§ Brief: In full and without alteration, repeat the material.

§ Data records:
------------------------------------------------

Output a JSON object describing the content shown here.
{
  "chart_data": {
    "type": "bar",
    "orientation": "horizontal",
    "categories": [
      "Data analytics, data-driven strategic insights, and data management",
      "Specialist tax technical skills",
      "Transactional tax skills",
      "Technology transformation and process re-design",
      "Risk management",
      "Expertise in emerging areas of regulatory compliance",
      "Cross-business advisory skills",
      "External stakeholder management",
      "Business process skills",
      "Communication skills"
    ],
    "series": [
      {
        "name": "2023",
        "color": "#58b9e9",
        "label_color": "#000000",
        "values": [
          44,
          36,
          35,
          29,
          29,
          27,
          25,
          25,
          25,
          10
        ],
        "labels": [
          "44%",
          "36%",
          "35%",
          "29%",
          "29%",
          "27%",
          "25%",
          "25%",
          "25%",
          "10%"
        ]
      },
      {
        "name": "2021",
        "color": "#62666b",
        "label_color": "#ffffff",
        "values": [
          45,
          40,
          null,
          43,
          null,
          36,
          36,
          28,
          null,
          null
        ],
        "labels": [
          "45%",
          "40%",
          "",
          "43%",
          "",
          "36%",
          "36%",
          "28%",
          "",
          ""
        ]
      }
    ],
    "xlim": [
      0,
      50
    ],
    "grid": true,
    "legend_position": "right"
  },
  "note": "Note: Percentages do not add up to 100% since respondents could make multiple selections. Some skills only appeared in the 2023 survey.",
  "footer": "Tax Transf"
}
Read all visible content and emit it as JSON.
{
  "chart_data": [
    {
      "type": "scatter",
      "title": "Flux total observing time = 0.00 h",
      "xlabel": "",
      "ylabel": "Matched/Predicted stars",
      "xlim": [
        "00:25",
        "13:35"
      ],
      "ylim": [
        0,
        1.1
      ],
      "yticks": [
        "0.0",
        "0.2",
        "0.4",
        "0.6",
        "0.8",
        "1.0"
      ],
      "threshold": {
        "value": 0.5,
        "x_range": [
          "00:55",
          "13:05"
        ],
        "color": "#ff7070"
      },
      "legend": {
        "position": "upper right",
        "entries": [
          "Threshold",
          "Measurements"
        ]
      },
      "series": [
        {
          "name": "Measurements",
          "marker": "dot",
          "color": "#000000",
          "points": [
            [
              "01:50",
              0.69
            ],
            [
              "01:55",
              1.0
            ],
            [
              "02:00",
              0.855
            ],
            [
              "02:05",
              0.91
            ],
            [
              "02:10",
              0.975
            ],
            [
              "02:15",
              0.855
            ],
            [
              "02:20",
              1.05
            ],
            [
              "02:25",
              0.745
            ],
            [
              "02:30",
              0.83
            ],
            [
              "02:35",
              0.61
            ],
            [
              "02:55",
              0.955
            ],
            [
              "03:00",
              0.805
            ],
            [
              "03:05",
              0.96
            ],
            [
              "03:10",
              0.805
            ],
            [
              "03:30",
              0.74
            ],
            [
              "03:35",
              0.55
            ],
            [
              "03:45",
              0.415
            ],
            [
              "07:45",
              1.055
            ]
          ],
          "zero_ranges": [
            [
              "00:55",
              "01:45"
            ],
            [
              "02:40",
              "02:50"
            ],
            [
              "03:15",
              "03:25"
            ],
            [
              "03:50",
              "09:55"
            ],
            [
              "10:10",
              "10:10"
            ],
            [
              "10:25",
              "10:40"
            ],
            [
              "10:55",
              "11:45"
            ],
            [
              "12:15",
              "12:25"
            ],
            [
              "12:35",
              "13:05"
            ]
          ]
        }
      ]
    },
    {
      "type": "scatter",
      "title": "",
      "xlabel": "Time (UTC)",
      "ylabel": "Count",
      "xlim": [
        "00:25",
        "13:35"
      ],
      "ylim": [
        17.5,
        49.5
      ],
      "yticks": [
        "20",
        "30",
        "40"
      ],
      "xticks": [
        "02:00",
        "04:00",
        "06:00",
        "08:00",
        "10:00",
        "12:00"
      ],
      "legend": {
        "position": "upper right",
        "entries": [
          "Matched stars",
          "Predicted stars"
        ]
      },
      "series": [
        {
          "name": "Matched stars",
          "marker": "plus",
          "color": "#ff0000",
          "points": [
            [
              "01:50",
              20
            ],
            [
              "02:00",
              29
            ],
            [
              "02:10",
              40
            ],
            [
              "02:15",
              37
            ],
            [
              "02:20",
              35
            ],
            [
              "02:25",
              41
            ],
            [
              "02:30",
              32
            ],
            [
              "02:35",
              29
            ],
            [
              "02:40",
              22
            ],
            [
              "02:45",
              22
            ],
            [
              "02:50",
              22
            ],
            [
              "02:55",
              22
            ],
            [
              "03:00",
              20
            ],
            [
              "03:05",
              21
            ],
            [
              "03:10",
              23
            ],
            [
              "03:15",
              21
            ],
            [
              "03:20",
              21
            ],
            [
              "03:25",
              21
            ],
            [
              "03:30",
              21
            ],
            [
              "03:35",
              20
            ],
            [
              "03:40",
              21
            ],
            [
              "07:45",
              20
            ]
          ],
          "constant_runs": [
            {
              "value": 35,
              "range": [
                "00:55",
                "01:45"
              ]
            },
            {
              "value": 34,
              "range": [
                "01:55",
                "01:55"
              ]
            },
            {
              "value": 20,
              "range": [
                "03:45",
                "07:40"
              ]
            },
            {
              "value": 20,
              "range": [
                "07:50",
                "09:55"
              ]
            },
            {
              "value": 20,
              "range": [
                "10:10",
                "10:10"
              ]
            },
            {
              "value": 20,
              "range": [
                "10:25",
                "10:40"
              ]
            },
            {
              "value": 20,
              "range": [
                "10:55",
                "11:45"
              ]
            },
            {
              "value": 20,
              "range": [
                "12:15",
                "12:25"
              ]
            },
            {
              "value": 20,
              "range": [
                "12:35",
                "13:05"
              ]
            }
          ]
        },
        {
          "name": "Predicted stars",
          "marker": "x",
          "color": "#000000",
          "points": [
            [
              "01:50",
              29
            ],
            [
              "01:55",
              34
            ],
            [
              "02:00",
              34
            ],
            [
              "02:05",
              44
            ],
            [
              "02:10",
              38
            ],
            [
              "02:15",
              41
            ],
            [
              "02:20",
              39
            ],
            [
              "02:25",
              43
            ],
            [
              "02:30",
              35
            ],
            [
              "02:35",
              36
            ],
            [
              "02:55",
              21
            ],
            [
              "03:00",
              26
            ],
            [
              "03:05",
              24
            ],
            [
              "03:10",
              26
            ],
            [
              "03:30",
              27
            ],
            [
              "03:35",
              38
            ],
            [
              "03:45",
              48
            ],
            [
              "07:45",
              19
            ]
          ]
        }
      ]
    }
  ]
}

------------------------------------------------

§ Exercise solution:
Output a JSON object describing the content shown here.
{
  "chart_data": {
    "type": "bar",
    "orientation": "horizontal",
    "categories": [
      "Data analytics, data-driven strategic insights, and data management",
      "Specialist tax technical skills",
      "Transactional tax skills",
      "Technology transformation and process re-design",
      "Risk management",
      "Expertise in emerging areas of regulatory compliance",
      "Cross-business advisory skills",
      "External stakeholder management",
      "Business process skills",
      "Communication skills"
    ],
    "series": [
      {
        "name": "2023",
        "color": "#58b9e9",
        "label_color": "#000000",
        "values": [
          44,
          36,
          35,
          29,
          29,
          27,
          25,
          25,
          25,
          10
        ],
        "labels": [
          "44%",
          "36%",
          "35%",
          "29%",
          "29%",
          "27%",
          "25%",
          "25%",
          "25%",
          "10%"
        ]
      },
      {
        "name": "2021",
        "color": "#62666b",
        "label_color": "#ffffff",
        "values": [
          45,
          40,
          null,
          43,
          null,
          36,
          36,
          28,
          null,
          null
        ],
        "labels": [
          "45%",
          "40%",
          "",
          "43%",
          "",
          "36%",
          "36%",
          "28%",
          "",
          ""
        ]
      }
    ],
    "xlim": [
      0,
      50
    ],
    "grid": true,
    "legend_position": "right"
  },
  "note": "Note: Percentages do not add up to 100% since respondents could make multiple selections. Some skills only appeared in the 2023 survey.",
  "footer": "Tax Transf"
}
Read all visible content and emit it as JSON.
{
  "chart_data": [
    {
      "type": "scatter",
      "title": "Flux total observing time = 0.00 h",
      "xlabel": "",
      "ylabel": "Matched/Predicted stars",
      "xlim": [
        "00:25",
        "13:35"
      ],
      "ylim": [
        0,
        1.1
      ],
      "yticks": [
        "0.0",
        "0.2",
        "0.4",
        "0.6",
        "0.8",
        "1.0"
      ],
      "threshold": {
        "value": 0.5,
        "x_range": [
          "00:55",
          "13:05"
        ],
        "color": "#ff7070"
      },
      "legend": {
        "position": "upper right",
        "entries": [
          "Threshold",
          "Measurements"
        ]
      },
      "series": [
        {
          "name": "Measurements",
          "marker": "dot",
          "color": "#000000",
          "points": [
            [
              "01:50",
              0.69
            ],
            [
              "01:55",
              1.0
            ],
            [
              "02:00",
              0.855
            ],
            [
              "02:05",
              0.91
            ],
            [
              "02:10",
              0.975
            ],
            [
              "02:15",
              0.855
            ],
            [
              "02:20",
              1.05
            ],
            [
              "02:25",
              0.745
            ],
            [
              "02:30",
              0.83
            ],
            [
              "02:35",
              0.61
            ],
            [
              "02:55",
              0.955
            ],
            [
              "03:00",
              0.805
            ],
            [
              "03:05",
              0.96
            ],
            [
              "03:10",
              0.805
            ],
            [
              "03:30",
              0.74
            ],
            [
              "03:35",
              0.55
            ],
            [
              "03:45",
              0.415
            ],
            [
              "07:45",
              1.055
            ]
          ],
          "zero_ranges": [
            [
              "00:55",
              "01:45"
            ],
            [
              "02:40",
              "02:50"
            ],
            [
              "03:15",
              "03:25"
            ],
            [
              "03:50",
              "09:55"
            ],
            [
              "10:10",
              "10:10"
            ],
            [
              "10:25",
              "10:40"
            ],
            [
              "10:55",
              "11:45"
            ],
            [
              "12:15",
              "12:25"
            ],
            [
              "12:35",
              "13:05"
            ]
          ]
        }
      ]
    },
    {
      "type": "scatter",
      "title": "",
      "xlabel": "Time (UTC)",
      "ylabel": "Count",
      "xlim": [
        "00:25",
        "13:35"
      ],
      "ylim": [
        17.5,
        49.5
      ],
      "yticks": [
        "20",
        "30",
        "40"
      ],
      "xticks": [
        "02:00",
        "04:00",
        "06:00",
        "08:00",
        "10:00",
        "12:00"
      ],
      "legend": {
        "position": "upper right",
        "entries": [
          "Matched stars",
          "Predicted stars"
        ]
      },
      "series": [
        {
          "name": "Matched stars",
          "marker": "plus",
          "color": "#ff0000",
          "points": [
            [
              "01:50",
              20
            ],
            [
              "02:00",
              29
            ],
            [
              "02:10",
              40
            ],
            [
              "02:15",
              37
            ],
            [
              "02:20",
              35
            ],
            [
              "02:25",
              41
            ],
            [
              "02:30",
              32
            ],
            [
              "02:35",
              29
            ],
            [
              "02:40",
              22
            ],
            [
              "02:45",
              22
            ],
            [
              "02:50",
              22
            ],
            [
              "02:55",
              22
            ],
            [
              "03:00",
              20
            ],
            [
              "03:05",
              21
            ],
            [
              "03:10",
              23
            ],
            [
              "03:15",
              21
            ],
            [
              "03:20",
              21
            ],
            [
              "03:25",
              21
            ],
            [
              "03:30",
              21
            ],
            [
              "03:35",
              20
            ],
            [
              "03:40",
              21
            ],
            [
              "07:45",
              20
            ]
          ],
          "constant_runs": [
            {
              "value": 35,
              "range": [
                "00:55",
                "01:45"
              ]
            },
            {
              "value": 34,
              "range": [
                "01:55",
                "01:55"
              ]
            },
            {
              "value": 20,
              "range": [
                "03:45",
                "07:40"
              ]
            },
            {
              "value": 20,
              "range": [
                "07:50",
                "09:55"
              ]
            },
            {
              "value": 20,
              "range": [
                "10:10",
                "10:10"
              ]
            },
            {
              "value": 20,
              "range": [
                "10:25",
                "10:40"
              ]
            },
            {
              "value": 20,
              "range": [
                "10:55",
                "11:45"
              ]
            },
            {
              "value": 20,
              "range": [
                "12:15",
                "12:25"
              ]
            },
            {
              "value": 20,
              "range": [
                "12:35",
                "13:05"
              ]
            }
          ]
        },
        {
          "name": "Predicted stars",
          "marker": "x",
          "color": "#000000",
          "points": [
            [
              "01:50",
              29
            ],
            [
              "01:55",
              34
            ],
            [
              "02:00",
              34
            ],
            [
              "02:05",
              44
            ],
            [
              "02:10",
              38
            ],
            [
              "02:15",
              41
            ],
            [
              "02:20",
              39
            ],
            [
              "02:25",
              43
            ],
            [
              "02:30",
              35
            ],
            [
              "02:35",
              36
            ],
            [
              "02:55",
              21
            ],
            [
              "03:00",
              26
            ],
            [
              "03:05",
              24
            ],
            [
              "03:10",
              26
            ],
            [
              "03:30",
              27
            ],
            [
              "03:35",
              38
            ],
            [
              "03:45",
              48
            ],
            [
              "07:45",
              19
            ]
          ]
        }
      ]
    }
  ]
}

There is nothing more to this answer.